=== DATASET ===
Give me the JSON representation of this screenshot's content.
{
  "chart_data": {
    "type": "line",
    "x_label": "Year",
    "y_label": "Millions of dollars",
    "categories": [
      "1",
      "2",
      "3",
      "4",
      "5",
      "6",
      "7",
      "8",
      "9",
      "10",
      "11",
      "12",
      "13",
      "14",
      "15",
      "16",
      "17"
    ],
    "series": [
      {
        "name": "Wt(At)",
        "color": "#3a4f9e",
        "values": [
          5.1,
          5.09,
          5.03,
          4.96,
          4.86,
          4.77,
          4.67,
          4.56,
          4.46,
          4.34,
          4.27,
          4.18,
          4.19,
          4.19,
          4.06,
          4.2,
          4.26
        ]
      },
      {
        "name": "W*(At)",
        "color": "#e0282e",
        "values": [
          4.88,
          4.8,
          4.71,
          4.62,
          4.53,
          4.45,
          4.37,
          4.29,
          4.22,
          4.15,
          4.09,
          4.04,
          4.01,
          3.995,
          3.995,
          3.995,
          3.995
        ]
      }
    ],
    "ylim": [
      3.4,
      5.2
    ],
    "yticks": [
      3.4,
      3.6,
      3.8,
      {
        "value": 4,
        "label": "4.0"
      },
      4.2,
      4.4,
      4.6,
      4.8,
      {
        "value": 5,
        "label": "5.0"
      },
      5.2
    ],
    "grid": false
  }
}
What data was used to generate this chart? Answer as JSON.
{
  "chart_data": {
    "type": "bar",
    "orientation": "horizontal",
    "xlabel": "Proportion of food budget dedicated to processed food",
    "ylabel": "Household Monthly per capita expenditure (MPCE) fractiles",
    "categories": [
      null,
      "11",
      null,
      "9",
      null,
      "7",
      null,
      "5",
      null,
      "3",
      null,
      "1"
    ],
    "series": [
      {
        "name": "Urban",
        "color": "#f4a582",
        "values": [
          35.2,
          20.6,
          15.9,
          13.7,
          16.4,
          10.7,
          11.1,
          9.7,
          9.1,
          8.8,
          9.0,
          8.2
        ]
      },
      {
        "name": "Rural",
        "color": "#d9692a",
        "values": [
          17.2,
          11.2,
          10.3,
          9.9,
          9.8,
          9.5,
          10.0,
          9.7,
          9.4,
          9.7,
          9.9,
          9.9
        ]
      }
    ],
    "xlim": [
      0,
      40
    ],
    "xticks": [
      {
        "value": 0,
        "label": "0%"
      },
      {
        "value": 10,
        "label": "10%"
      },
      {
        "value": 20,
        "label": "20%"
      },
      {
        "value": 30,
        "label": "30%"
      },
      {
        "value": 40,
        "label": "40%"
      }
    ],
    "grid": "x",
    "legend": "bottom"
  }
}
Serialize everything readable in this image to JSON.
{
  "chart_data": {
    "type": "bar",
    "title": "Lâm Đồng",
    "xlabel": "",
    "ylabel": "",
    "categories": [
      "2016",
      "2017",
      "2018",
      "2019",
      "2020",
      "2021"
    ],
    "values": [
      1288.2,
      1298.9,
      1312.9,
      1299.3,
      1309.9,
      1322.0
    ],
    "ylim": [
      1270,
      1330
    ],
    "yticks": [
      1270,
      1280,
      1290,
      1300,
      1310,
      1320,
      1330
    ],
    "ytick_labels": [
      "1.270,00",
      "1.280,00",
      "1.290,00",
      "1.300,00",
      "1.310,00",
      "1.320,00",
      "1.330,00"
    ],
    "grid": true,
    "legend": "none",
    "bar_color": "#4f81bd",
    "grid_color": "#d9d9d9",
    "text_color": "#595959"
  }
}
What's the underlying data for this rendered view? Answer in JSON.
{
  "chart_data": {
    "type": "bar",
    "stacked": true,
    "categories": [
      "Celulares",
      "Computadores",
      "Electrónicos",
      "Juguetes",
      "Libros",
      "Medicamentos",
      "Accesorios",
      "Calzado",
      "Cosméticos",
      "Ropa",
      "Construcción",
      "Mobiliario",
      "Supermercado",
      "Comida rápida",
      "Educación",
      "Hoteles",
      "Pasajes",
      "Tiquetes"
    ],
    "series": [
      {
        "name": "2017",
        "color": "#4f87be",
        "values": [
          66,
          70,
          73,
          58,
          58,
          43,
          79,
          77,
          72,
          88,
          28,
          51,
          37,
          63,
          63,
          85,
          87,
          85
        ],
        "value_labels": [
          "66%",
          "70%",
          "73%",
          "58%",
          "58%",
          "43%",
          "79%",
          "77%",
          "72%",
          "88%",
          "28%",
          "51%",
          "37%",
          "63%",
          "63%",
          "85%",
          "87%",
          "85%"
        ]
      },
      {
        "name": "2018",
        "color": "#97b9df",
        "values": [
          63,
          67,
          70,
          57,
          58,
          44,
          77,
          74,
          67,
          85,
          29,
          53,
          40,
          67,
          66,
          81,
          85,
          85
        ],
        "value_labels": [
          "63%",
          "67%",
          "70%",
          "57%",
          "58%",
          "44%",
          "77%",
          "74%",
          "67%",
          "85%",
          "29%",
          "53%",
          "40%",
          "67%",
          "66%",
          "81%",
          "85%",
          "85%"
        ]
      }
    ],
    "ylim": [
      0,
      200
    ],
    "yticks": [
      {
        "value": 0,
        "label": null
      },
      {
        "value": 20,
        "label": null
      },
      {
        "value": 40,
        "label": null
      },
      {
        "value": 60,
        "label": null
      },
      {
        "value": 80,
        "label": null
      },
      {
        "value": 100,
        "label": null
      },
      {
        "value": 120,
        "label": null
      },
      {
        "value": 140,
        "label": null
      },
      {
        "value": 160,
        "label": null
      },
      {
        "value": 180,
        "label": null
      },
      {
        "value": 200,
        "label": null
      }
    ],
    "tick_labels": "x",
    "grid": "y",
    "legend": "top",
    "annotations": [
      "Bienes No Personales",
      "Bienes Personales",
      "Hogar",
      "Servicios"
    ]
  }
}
===
*PROBLEM DESCRIPTION*. Copy all lines from the material that contain "What".

*THE RESPONSE*.
What data was used to generate this chart? Answer as JSON.
What's the underlying data for this rendered view? Answer in JSON.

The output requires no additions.